**TASK REQUIREMENTS**
What is the number of lines containing "ballot"? Give only that number.

Records from a data source

______________________________

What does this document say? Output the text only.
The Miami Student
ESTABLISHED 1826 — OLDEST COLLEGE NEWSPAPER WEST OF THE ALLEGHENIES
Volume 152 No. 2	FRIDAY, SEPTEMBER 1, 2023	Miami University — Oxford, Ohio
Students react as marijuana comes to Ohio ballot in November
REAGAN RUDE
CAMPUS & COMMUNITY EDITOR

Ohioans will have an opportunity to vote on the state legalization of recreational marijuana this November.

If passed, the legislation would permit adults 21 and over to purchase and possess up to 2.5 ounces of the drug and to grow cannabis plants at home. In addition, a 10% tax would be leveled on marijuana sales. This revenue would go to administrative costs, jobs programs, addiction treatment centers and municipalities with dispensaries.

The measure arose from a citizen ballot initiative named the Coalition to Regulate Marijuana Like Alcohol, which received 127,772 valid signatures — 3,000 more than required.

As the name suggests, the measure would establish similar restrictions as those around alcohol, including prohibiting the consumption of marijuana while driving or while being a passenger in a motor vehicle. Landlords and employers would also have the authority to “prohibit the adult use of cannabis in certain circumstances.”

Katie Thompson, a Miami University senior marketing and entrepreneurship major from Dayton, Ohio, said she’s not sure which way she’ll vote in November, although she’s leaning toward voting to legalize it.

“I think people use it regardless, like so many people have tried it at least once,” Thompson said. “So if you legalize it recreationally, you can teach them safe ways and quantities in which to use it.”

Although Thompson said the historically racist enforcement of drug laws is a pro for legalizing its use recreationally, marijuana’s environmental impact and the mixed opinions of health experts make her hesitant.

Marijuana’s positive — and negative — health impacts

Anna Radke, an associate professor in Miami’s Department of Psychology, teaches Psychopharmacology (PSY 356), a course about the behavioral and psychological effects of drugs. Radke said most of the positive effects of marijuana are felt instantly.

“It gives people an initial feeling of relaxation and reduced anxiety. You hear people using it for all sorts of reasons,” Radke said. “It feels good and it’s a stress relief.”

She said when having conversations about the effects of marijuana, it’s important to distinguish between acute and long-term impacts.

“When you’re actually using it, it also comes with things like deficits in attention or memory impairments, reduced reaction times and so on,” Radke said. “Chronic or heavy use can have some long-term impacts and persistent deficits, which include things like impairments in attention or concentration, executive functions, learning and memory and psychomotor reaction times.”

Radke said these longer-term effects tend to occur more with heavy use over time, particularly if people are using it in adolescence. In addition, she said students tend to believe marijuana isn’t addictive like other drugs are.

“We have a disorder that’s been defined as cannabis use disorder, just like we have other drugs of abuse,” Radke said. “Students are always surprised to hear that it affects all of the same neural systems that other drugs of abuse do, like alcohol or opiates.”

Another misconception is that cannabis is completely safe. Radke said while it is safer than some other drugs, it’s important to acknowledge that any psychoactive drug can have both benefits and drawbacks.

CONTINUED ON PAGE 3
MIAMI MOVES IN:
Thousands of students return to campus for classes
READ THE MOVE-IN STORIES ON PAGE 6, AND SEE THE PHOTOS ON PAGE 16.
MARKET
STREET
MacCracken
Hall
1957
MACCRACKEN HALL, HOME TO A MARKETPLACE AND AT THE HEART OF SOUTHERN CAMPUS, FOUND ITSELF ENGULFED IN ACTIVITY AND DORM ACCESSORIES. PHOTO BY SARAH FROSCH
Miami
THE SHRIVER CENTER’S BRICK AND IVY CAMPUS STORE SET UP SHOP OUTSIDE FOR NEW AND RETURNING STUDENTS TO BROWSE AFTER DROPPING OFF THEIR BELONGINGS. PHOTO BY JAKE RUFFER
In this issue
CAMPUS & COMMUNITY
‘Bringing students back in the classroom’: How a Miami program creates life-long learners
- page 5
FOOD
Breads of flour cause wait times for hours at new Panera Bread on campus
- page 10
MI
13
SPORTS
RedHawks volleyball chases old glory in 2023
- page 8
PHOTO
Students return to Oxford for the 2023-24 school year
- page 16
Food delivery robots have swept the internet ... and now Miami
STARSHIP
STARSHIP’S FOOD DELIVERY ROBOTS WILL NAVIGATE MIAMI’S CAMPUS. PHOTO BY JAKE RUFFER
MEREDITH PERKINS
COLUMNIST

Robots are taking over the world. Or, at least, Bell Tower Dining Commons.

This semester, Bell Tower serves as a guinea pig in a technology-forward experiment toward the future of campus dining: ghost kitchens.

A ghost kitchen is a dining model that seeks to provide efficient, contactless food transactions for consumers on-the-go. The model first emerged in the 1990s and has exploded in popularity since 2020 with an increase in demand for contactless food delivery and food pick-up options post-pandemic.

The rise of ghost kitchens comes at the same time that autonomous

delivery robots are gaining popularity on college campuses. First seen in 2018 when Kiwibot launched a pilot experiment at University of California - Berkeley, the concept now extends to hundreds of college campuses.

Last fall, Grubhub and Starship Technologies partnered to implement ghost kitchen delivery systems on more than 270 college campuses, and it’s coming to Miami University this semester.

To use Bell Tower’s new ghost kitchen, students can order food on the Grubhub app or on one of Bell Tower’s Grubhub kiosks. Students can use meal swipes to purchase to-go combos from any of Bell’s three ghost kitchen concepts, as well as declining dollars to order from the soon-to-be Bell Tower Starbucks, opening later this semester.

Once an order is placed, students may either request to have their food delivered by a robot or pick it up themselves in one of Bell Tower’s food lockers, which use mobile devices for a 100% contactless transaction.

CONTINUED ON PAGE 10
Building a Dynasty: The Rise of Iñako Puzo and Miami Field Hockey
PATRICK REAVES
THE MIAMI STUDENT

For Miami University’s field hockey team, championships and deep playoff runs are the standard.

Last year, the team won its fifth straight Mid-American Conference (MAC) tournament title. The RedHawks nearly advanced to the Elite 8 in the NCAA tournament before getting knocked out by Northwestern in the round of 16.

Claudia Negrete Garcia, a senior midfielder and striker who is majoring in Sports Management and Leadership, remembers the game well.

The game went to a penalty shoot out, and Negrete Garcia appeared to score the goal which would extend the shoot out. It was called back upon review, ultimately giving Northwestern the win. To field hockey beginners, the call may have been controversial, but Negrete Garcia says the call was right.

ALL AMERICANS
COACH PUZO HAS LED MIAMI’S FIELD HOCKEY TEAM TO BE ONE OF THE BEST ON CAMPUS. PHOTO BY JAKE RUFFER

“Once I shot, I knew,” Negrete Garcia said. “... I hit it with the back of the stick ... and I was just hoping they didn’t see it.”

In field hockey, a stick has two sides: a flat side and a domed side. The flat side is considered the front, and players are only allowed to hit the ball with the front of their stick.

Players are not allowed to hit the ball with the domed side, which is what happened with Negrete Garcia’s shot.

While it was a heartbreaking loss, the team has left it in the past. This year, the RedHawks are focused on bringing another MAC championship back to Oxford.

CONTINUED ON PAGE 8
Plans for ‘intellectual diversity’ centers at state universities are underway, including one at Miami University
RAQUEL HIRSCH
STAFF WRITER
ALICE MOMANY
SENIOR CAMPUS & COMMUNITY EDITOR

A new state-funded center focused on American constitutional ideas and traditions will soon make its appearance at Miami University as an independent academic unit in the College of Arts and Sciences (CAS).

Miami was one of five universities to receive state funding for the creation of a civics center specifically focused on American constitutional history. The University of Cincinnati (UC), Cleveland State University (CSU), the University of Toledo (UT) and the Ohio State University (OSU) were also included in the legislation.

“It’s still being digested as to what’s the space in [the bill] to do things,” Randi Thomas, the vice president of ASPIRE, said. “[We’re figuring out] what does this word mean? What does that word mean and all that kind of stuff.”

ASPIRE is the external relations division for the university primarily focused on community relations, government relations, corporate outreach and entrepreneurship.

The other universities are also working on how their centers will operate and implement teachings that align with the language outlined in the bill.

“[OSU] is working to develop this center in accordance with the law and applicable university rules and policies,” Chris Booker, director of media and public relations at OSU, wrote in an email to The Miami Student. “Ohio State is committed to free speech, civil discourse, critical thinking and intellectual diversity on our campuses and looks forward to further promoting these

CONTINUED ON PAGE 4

______________________________

**RESPONSE BELOW**
2